## TEXTO SELECIONADO:

::::

Belmonte
Quem não paga, vai para a folha do caloteiro...

A prática começa a ser comum em todo o País. E também já chegou à Beira Interior, nomeadamente ao concelho de Belmonte. Os comerciantes, revoltados com os maus pagadores, afixam na porta uma folha na qual mencionam quem deve, e quanto deve.

João Alves
NC / Urbi et Orbi


Tem sido um tema noticiado, nos últimos tempos, pelos telejornais das várias estações de televisão do País. Um pouco por todo o lado, de Norte a Sul de Portugal, têm sido vários os pequenos comerciantes que têm resolvido denunciar publicamente, com uma folha afixada na porta, as várias pessoas que fizeram compras sem pagar e que, passado muito tempo, continuam a dever. Os tão conhecidos ( e pouco recomendados) "caloteiros". A verdade é que o procedimento está na moda e também já chegou à Beira Interior, nomeadamente ao concelho de Belmonte.

::::

## PEDIDOS:
1. Devolve, sem alterações, o trecho do texto sobre a folha do caloteiro em Belmonte que abre com as palavras que contêm "A prática começa" e fecha com "e quanto deve.".
2. Retoma o texto sobre a folha do caloteiro em Belmonte, continuando a partir da última frase apresentada.
A listagem não tem qualquer papel nisto.

::::

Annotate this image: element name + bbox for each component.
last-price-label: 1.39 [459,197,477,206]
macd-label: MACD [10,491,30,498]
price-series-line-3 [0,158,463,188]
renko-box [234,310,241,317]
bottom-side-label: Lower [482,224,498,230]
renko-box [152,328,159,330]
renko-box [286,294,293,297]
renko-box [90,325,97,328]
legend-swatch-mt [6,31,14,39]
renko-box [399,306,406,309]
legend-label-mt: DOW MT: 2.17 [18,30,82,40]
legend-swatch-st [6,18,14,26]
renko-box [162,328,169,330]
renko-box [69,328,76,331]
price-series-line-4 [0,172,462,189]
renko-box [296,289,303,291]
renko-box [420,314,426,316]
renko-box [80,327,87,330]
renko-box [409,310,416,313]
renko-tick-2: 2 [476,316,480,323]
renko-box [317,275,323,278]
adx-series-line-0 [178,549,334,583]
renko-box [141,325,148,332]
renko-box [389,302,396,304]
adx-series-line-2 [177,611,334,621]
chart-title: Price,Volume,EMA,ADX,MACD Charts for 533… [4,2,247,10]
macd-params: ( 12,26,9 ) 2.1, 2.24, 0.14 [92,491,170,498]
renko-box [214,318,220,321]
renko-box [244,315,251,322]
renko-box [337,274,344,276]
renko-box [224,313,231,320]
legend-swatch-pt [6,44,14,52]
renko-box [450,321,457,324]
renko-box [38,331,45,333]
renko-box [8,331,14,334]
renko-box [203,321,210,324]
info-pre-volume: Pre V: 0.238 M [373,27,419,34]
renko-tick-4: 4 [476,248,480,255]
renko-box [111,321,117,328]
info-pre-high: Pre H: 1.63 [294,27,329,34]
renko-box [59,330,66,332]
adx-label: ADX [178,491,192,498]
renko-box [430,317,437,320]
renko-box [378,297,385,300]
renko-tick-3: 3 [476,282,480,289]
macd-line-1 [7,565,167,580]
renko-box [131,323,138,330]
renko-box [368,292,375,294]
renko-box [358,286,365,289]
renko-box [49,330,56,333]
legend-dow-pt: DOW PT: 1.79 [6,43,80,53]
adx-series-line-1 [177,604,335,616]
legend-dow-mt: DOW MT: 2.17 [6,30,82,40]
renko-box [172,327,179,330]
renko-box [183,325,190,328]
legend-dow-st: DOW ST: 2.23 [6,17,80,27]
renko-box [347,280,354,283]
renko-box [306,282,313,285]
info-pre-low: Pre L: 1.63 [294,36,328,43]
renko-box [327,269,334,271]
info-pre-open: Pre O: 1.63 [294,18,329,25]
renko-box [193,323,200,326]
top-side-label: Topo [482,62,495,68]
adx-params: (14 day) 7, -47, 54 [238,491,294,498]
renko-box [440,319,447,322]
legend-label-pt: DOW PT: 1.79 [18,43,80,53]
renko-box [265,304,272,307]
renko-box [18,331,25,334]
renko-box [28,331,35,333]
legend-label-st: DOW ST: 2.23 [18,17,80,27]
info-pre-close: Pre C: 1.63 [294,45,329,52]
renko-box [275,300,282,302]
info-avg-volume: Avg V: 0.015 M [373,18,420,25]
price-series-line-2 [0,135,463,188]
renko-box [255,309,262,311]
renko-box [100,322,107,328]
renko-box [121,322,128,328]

::::

## CONJUNTO DE RESPOSTAS:
1.
A prática começa a ser comum em todo o País. E também já chegou à Beira Interior, nomeadamente ao concelho de Belmonte. Os comerciantes, revoltados com os maus pagadores, afixam na porta uma folha na qual mencionam quem deve, e quanto deve.

2.
Dizem os comerciantes da terra de Pedro Álvares Cabral, que o pioneiro neste "táctica" de denúncia pública foi um senhor de Caria, que também farto de estar à espera de receber o que lhe deviam, resolveu "pôr no espeto" os alegados "caloteiros". A verdade é que também o pequeno comércio tradicional da vila belmontense tem sofrido com os maus pagadores e daí a implementar este procedimento, foi um pequeno passo. A única diferença é que os nomes ainda não estão mencionados. Mas a folha afixada no mini-mercado junto ao jardim público serve de aviso aos distraídos: "Lista de pessoas que me devem e não fazem o possível para pagar e, ainda com a agravante de passarem a fazer compras nos hipermercados, onde têm que as pagar no próprio momento". Ou seja, com esta atitude, o comerciante local apenas quer intimidar os devedores e fazer com que eles se envergonhem e venham ao seu estabelecimento repôr as contas em dia.

"Devem-me e ainda ameaçam bater-me"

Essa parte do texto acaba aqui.